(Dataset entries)
━━━
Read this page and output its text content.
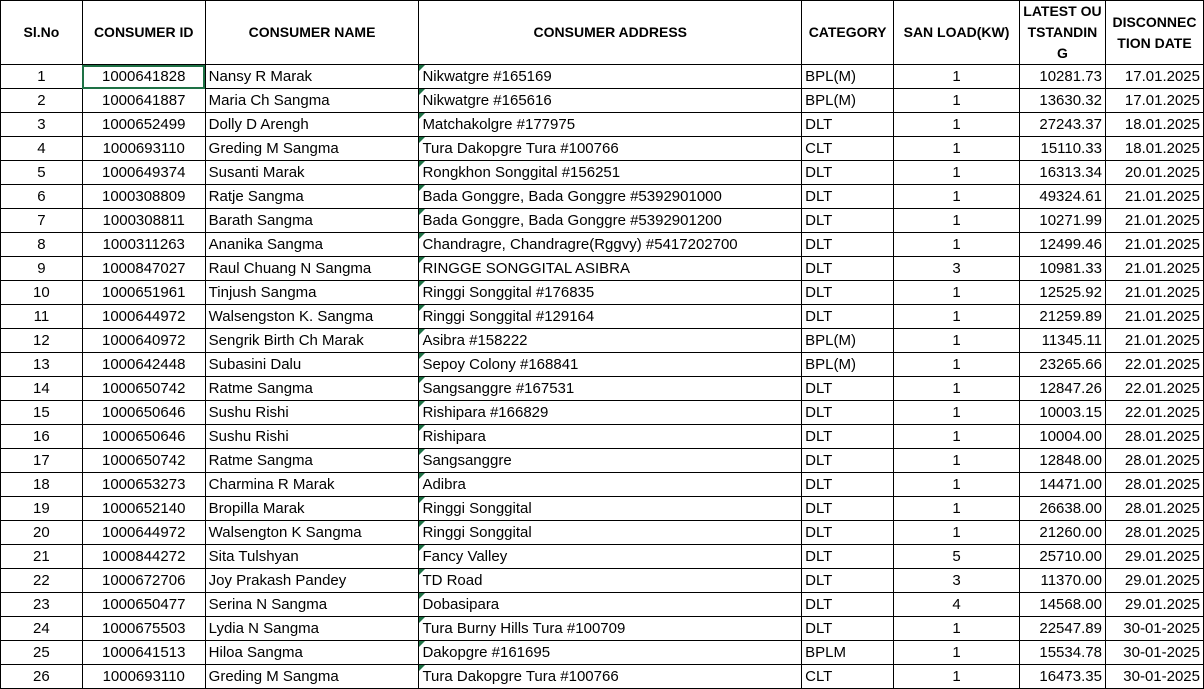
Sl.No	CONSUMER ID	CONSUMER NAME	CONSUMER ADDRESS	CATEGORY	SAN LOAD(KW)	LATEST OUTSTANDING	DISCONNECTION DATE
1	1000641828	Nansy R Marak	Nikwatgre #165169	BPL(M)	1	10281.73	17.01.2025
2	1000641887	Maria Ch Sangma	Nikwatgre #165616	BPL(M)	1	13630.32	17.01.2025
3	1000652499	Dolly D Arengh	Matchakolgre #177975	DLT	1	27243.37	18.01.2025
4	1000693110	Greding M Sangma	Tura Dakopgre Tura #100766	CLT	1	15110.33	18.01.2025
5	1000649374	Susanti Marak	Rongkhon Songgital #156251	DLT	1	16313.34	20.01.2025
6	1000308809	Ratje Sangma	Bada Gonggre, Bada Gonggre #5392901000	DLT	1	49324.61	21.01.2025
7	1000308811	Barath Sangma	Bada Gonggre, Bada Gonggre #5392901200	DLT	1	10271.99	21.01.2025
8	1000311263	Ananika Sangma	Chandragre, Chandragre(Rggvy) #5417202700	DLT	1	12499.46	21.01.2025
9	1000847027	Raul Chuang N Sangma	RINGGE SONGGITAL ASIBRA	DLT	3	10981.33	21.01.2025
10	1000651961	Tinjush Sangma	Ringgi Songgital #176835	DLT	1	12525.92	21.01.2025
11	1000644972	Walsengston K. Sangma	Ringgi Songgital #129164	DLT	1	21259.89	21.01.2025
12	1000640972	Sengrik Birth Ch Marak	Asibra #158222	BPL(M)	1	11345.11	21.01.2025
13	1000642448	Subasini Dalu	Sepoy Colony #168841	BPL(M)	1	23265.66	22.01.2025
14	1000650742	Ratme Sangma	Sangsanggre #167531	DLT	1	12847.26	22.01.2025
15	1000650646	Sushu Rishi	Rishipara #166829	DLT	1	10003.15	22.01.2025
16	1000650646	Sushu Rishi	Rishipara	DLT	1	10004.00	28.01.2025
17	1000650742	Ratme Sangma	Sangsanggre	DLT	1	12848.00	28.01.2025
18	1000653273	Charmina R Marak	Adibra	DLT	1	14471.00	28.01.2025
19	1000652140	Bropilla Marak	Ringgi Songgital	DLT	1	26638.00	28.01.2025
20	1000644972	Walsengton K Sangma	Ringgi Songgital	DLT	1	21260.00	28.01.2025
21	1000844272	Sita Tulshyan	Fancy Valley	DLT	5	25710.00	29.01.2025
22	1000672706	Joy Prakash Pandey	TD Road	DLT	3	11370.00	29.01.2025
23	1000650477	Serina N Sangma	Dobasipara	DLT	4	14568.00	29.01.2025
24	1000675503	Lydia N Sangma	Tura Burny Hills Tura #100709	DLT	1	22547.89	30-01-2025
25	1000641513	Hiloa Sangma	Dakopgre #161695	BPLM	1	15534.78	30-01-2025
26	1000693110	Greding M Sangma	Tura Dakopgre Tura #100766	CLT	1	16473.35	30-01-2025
━━━
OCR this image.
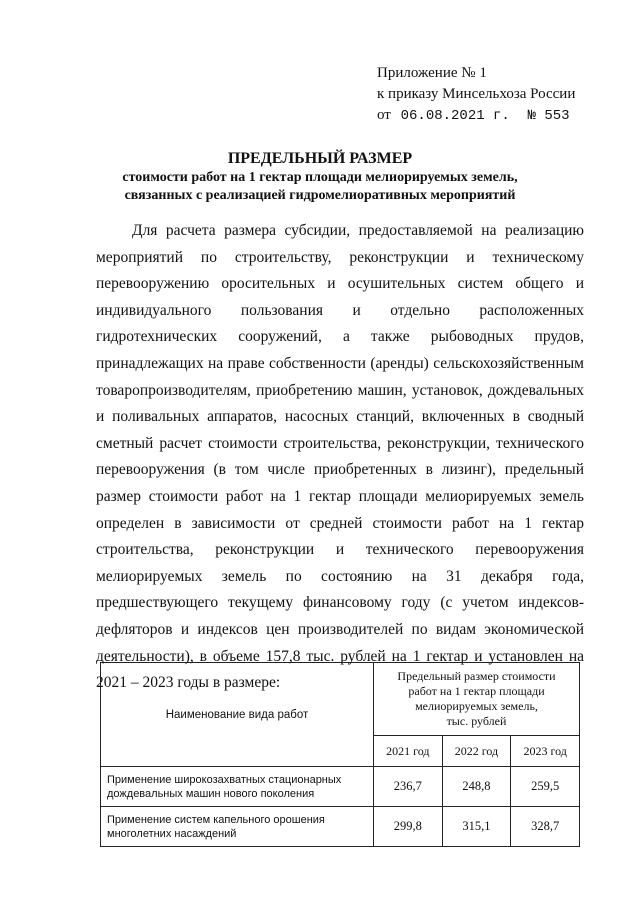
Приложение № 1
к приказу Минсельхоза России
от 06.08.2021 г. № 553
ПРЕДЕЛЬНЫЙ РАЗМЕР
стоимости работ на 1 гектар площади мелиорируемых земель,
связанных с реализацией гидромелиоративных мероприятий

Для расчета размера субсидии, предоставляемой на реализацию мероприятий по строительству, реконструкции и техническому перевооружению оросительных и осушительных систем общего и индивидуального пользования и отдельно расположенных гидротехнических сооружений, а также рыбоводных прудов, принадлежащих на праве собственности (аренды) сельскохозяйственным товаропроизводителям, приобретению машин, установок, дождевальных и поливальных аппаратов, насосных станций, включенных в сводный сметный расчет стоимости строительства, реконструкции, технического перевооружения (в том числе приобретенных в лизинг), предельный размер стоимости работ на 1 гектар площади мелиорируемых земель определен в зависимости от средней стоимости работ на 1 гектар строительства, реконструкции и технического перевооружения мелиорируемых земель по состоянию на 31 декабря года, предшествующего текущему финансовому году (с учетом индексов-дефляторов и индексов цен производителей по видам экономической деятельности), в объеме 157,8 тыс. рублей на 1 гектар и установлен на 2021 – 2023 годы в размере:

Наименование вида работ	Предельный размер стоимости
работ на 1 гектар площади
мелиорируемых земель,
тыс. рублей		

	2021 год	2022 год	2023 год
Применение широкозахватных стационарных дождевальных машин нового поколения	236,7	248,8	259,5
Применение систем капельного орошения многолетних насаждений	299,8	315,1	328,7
━━━
[Exercise]: Return each line that includes "Bada".

[The reply]:
6	1000308809	Ratje Sangma	Bada Gonggre, Bada Gonggre #5392901000	DLT	1	49324.61	21.01.2025
7	1000308811	Barath Sangma	Bada Gonggre, Bada Gonggre #5392901200	DLT	1	10271.99	21.01.2025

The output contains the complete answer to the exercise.